**Source material**:
— START —

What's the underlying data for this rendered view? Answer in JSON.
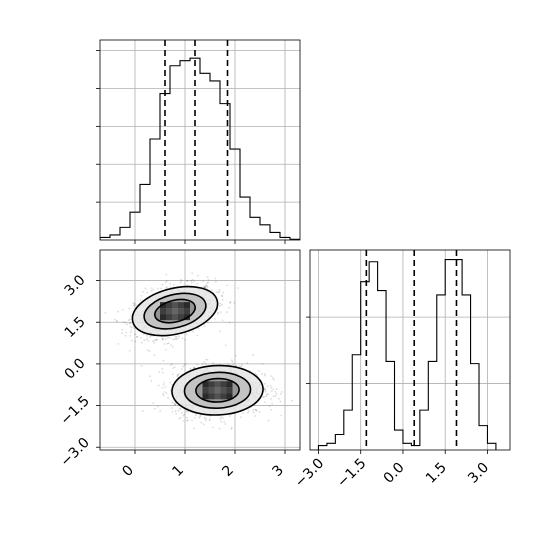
{
  "chart_data": [
    {
      "type": "bar",
      "subtype": "step-histogram",
      "panel": "top-left marginal of x",
      "x_range": [
        -0.7,
        3.3
      ],
      "bin_edges": [
        -0.7,
        -0.5,
        -0.3,
        -0.1,
        0.1,
        0.3,
        0.5,
        0.7,
        0.9,
        1.1,
        1.3,
        1.5,
        1.7,
        1.9,
        2.1,
        2.3,
        2.5,
        2.7,
        2.9,
        3.1,
        3.3
      ],
      "counts": [
        1,
        2,
        5,
        11,
        22,
        40,
        58,
        69,
        71,
        72,
        66,
        63,
        54,
        36,
        17,
        9,
        6,
        3,
        1,
        0.3
      ],
      "quantile_lines": [
        0.6,
        1.2,
        1.85
      ],
      "grid": true,
      "tick_labels_shown": false
    },
    {
      "type": "heatmap",
      "subtype": "2d-density-contour",
      "panel": "bottom-left joint",
      "x_range": [
        -0.7,
        3.3
      ],
      "y_range": [
        -3.1,
        4.1
      ],
      "x_ticks": [
        "0",
        "1",
        "2",
        "3"
      ],
      "y_ticks": [
        "−3.0",
        "−1.5",
        "0.0",
        "1.5",
        "3.0"
      ],
      "clusters": [
        {
          "center": [
            0.8,
            1.9
          ],
          "sigma": [
            0.4,
            0.45
          ],
          "rho": 0.35
        },
        {
          "center": [
            1.65,
            -0.95
          ],
          "sigma": [
            0.45,
            0.45
          ],
          "rho": 0.05
        }
      ],
      "contour_levels": 3,
      "scatter_color": "#000000",
      "grid": true
    },
    {
      "type": "bar",
      "subtype": "step-histogram",
      "panel": "bottom-right marginal of y",
      "x_range": [
        -3.3,
        3.8
      ],
      "bin_edges": [
        -3.3,
        -3.0,
        -2.7,
        -2.4,
        -2.1,
        -1.8,
        -1.5,
        -1.2,
        -0.9,
        -0.6,
        -0.3,
        0.0,
        0.3,
        0.6,
        0.9,
        1.2,
        1.5,
        1.8,
        2.1,
        2.4,
        2.7,
        3.0,
        3.3
      ],
      "counts": [
        0,
        2,
        3,
        7,
        18,
        43,
        76,
        85,
        72,
        40,
        9,
        3,
        2,
        18,
        40,
        70,
        86,
        86,
        70,
        39,
        11,
        3
      ],
      "quantile_lines": [
        -1.3,
        0.4,
        1.9
      ],
      "x_ticks": [
        "−3.0",
        "−1.5",
        "0.0",
        "1.5",
        "3.0"
      ],
      "grid": true
    }
  ]
}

— END —

**Your objective**:
Find each line that has the word "marginal", then copy it out.

**Exercise answer**:
      "panel": "top-left marginal of x",
      "panel": "bottom-right marginal of y",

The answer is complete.